- _Exercise task_:
State the number of lines in these records holding "body". Say nothing more.

=== The data ===

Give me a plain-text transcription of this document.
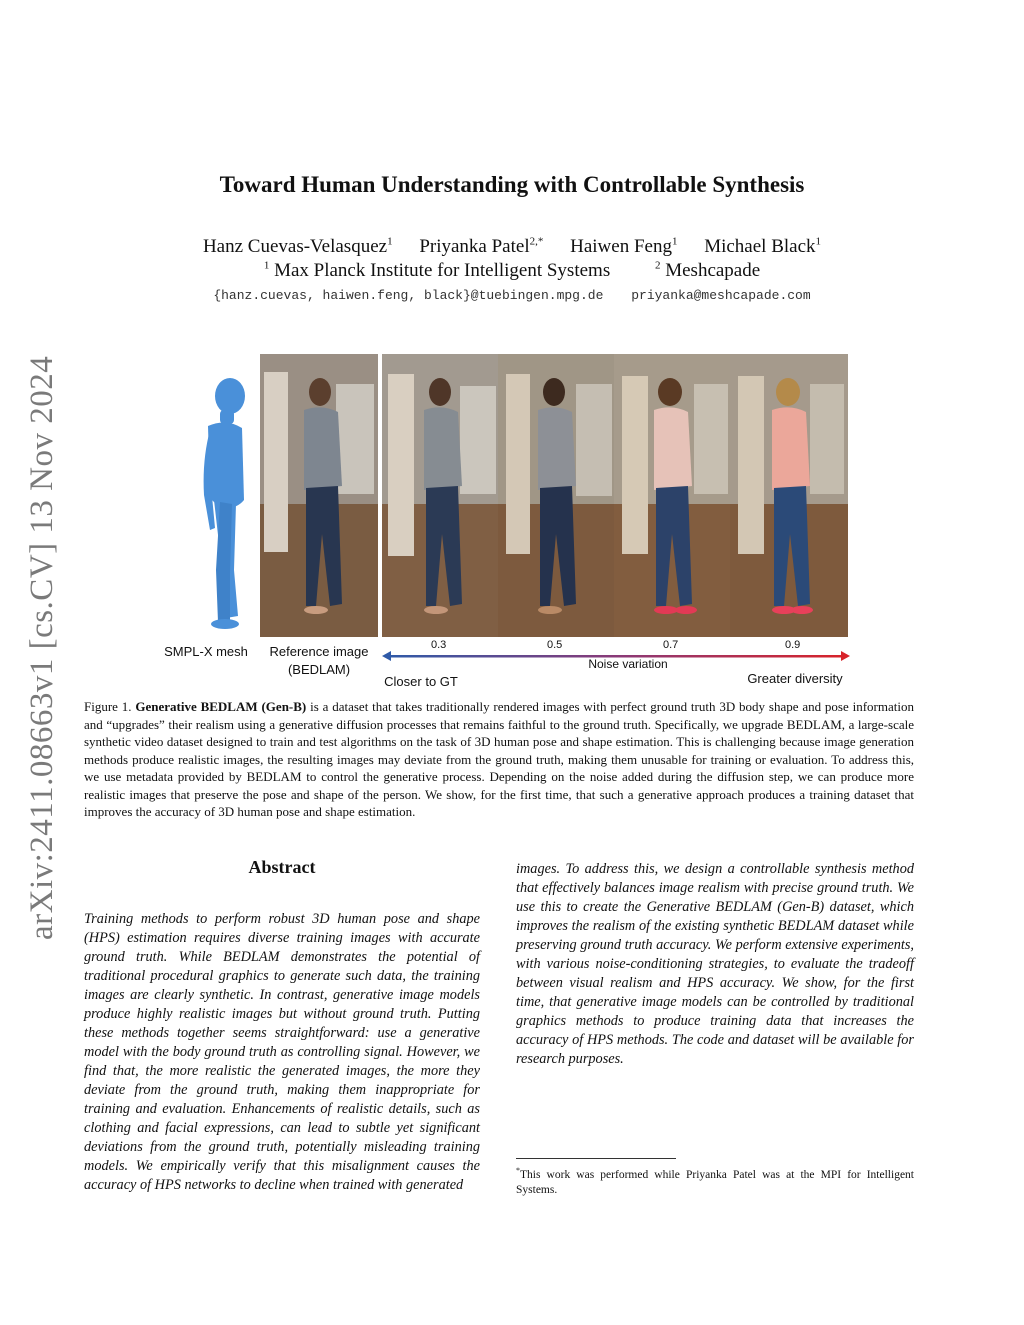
arXiv:2411.08663v1 [cs.CV] 13 Nov 2024
Toward Human Understanding with Controllable Synthesis
Hanz Cuevas-Velasquez$^1$ Priyanka Patel$^{2,*}$ Haiwen Feng$^1$ Michael Black$^1$
$^1$ Max Planck Institute for Intelligent Systems	$^2$ Meshcapade
{hanz.cuevas, haiwen.feng, black}@tuebingen.mpg.de priyanka@meshcapade.com
SMPL-X mesh	Reference image
(BEDLAM)
0.3	0.5	0.7	0.9
Noise variation
Closer to GT	Greater diversity
Figure 1. Generative BEDLAM (Gen-B) is a dataset that takes traditionally rendered images with perfect ground truth 3D body shape and pose information and “upgrades” their realism using a generative diffusion processes that remains faithful to the ground truth. Specifically, we upgrade BEDLAM, a large-scale synthetic video dataset designed to train and test algorithms on the task of 3D human pose and shape estimation. This is challenging because image generation methods produce realistic images, the resulting images may deviate from the ground truth, making them unusable for training or evaluation. To address this, we use metadata provided by BEDLAM to control the generative process. Depending on the noise added during the diffusion step, we can produce more realistic images that preserve the pose and shape of the person. We show, for the first time, that such a generative approach produces a training dataset that improves the accuracy of 3D human pose and shape estimation.
Abstract
Training methods to perform robust 3D human pose and shape (HPS) estimation requires diverse training images with accurate ground truth. While BEDLAM demonstrates the potential of traditional procedural graphics to generate such data, the training images are clearly synthetic. In contrast, generative image models produce highly realistic images but without ground truth. Putting these methods together seems straightforward: use a generative model with the body ground truth as controlling signal. However, we find that, the more realistic the generated images, the more they deviate from the ground truth, making them inappropriate for training and evaluation. Enhancements of realistic details, such as clothing and facial expressions, can lead to subtle yet significant deviations from the ground truth, potentially misleading training models. We empirically verify that this misalignment causes the accuracy of HPS networks to decline when trained with generated
images. To address this, we design a controllable synthesis method that effectively balances image realism with precise ground truth. We use this to create the Generative BEDLAM (Gen-B) dataset, which improves the realism of the existing synthetic BEDLAM dataset while preserving ground truth accuracy. We perform extensive experiments, with various noise-conditioning strategies, to evaluate the tradeoff between visual realism and HPS accuracy. We show, for the first time, that generative image models can be controlled by traditional graphics methods to produce training data that increases the accuracy of HPS methods. The code and dataset will be available for research purposes.
*This work was performed while Priyanka Patel was at the MPI for Intelligent Systems.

===

- _Output of the exercise_:
2